→ What is asked
Skip every image and restate the data word for word.

━━ Dataset records ━━

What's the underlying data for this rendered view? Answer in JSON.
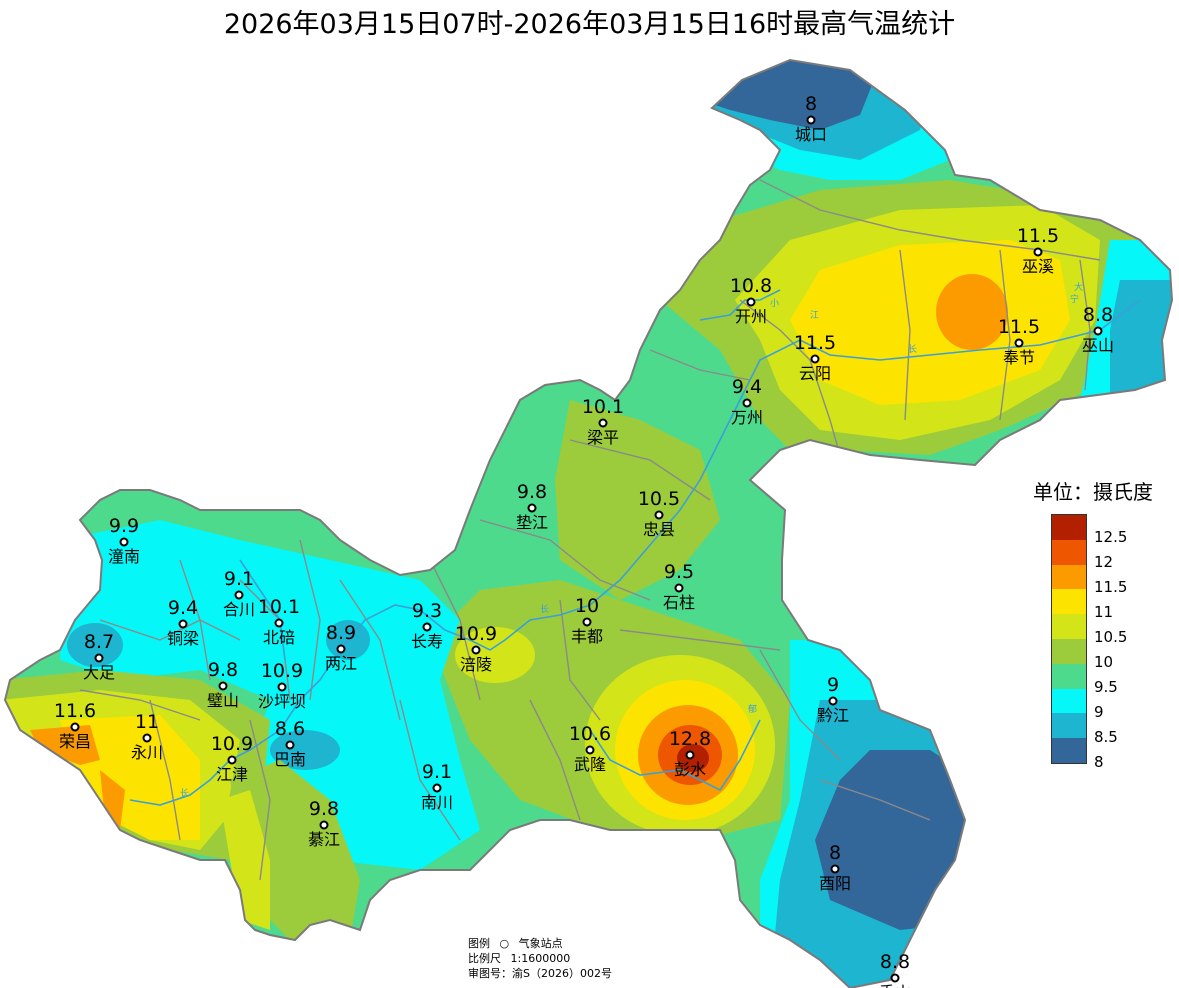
{
  "title": "2026年03月15日07时-2026年03月15日16时最高气温统计",
  "legend": {
    "title": "单位：摄氏度",
    "colors": [
      "#b22000",
      "#ee5600",
      "#fb9b00",
      "#fde400",
      "#d3e518",
      "#9ccc3c",
      "#4dda8c",
      "#06f7f7",
      "#1db5cf",
      "#336699"
    ],
    "ticks": [
      "12.5",
      "12",
      "11.5",
      "11",
      "10.5",
      "10",
      "9.5",
      "9",
      "8.5",
      "8"
    ]
  },
  "stations": [
    {
      "name": "城口",
      "value": "8"
    },
    {
      "name": "巫溪",
      "value": "11.5"
    },
    {
      "name": "开州",
      "value": "10.8"
    },
    {
      "name": "奉节",
      "value": "11.5"
    },
    {
      "name": "巫山",
      "value": "8.8"
    },
    {
      "name": "云阳",
      "value": "11.5"
    },
    {
      "name": "万州",
      "value": "9.4"
    },
    {
      "name": "梁平",
      "value": "10.1"
    },
    {
      "name": "垫江",
      "value": "9.8"
    },
    {
      "name": "忠县",
      "value": "10.5"
    },
    {
      "name": "潼南",
      "value": "9.9"
    },
    {
      "name": "石柱",
      "value": "9.5"
    },
    {
      "name": "合川",
      "value": "9.1"
    },
    {
      "name": "铜梁",
      "value": "9.4"
    },
    {
      "name": "北碚",
      "value": "10.1"
    },
    {
      "name": "两江",
      "value": "8.9"
    },
    {
      "name": "长寿",
      "value": "9.3"
    },
    {
      "name": "丰都",
      "value": "10"
    },
    {
      "name": "大足",
      "value": "8.7"
    },
    {
      "name": "涪陵",
      "value": "10.9"
    },
    {
      "name": "璧山",
      "value": "9.8"
    },
    {
      "name": "沙坪坝",
      "value": "10.9"
    },
    {
      "name": "黔江",
      "value": "9"
    },
    {
      "name": "荣昌",
      "value": "11.6"
    },
    {
      "name": "永川",
      "value": "11"
    },
    {
      "name": "巴南",
      "value": "8.6"
    },
    {
      "name": "江津",
      "value": "10.9"
    },
    {
      "name": "武隆",
      "value": "10.6"
    },
    {
      "name": "彭水",
      "value": "12.8"
    },
    {
      "name": "南川",
      "value": "9.1"
    },
    {
      "name": "綦江",
      "value": "9.8"
    },
    {
      "name": "酉阳",
      "value": "8"
    },
    {
      "name": "秀山",
      "value": "8.8"
    }
  ],
  "map_info": {
    "legend_label": "图例",
    "station_label": "气象站点",
    "scale_label": "比例尺",
    "scale_value": "1:1600000",
    "review_label": "审图号：渝S（2026）002号"
  }
}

━━━

→ Answer for the task
What's the underlying data for this rendered view? Answer in JSON.
{
  "title": "2026年03月15日07时-2026年03月15日16时最高气温统计",
  "legend": {
    "title": "单位：摄氏度",
    "colors": [
      "#b22000",
      "#ee5600",
      "#fb9b00",
      "#fde400",
      "#d3e518",
      "#9ccc3c",
      "#4dda8c",
      "#06f7f7",
      "#1db5cf",
      "#336699"
    ],
    "ticks": [
      "12.5",
      "12",
      "11.5",
      "11",
      "10.5",
      "10",
      "9.5",
      "9",
      "8.5",
      "8"
    ]
  },
  "stations": [
    {
      "name": "城口",
      "value": "8"
    },
    {
      "name": "巫溪",
      "value": "11.5"
    },
    {
      "name": "开州",
      "value": "10.8"
    },
    {
      "name": "奉节",
      "value": "11.5"
    },
    {
      "name": "巫山",
      "value": "8.8"
    },
    {
      "name": "云阳",
      "value": "11.5"
    },
    {
      "name": "万州",
      "value": "9.4"
    },
    {
      "name": "梁平",
      "value": "10.1"
    },
    {
      "name": "垫江",
      "value": "9.8"
    },
    {
      "name": "忠县",
      "value": "10.5"
    },
    {
      "name": "潼南",
      "value": "9.9"
    },
    {
      "name": "石柱",
      "value": "9.5"
    },
    {
      "name": "合川",
      "value": "9.1"
    },
    {
      "name": "铜梁",
      "value": "9.4"
    },
    {
      "name": "北碚",
      "value": "10.1"
    },
    {
      "name": "两江",
      "value": "8.9"
    },
    {
      "name": "长寿",
      "value": "9.3"
    },
    {
      "name": "丰都",
      "value": "10"
    },
    {
      "name": "大足",
      "value": "8.7"
    },
    {
      "name": "涪陵",
      "value": "10.9"
    },
    {
      "name": "璧山",
      "value": "9.8"
    },
    {
      "name": "沙坪坝",
      "value": "10.9"
    },
    {
      "name": "黔江",
      "value": "9"
    },
    {
      "name": "荣昌",
      "value": "11.6"
    },
    {
      "name": "永川",
      "value": "11"
    },
    {
      "name": "巴南",
      "value": "8.6"
    },
    {
      "name": "江津",
      "value": "10.9"
    },
    {
      "name": "武隆",
      "value": "10.6"
    },
    {
      "name": "彭水",
      "value": "12.8"
    },
    {
      "name": "南川",
      "value": "9.1"
    },
    {
      "name": "綦江",
      "value": "9.8"
    },
    {
      "name": "酉阳",
      "value": "8"
    },
    {
      "name": "秀山",
      "value": "8.8"
    }
  ],
  "map_info": {
    "legend_label": "图例",
    "station_label": "气象站点",
    "scale_label": "比例尺",
    "scale_value": "1:1600000",
    "review_label": "审图号：渝S（2026）002号"
  }
}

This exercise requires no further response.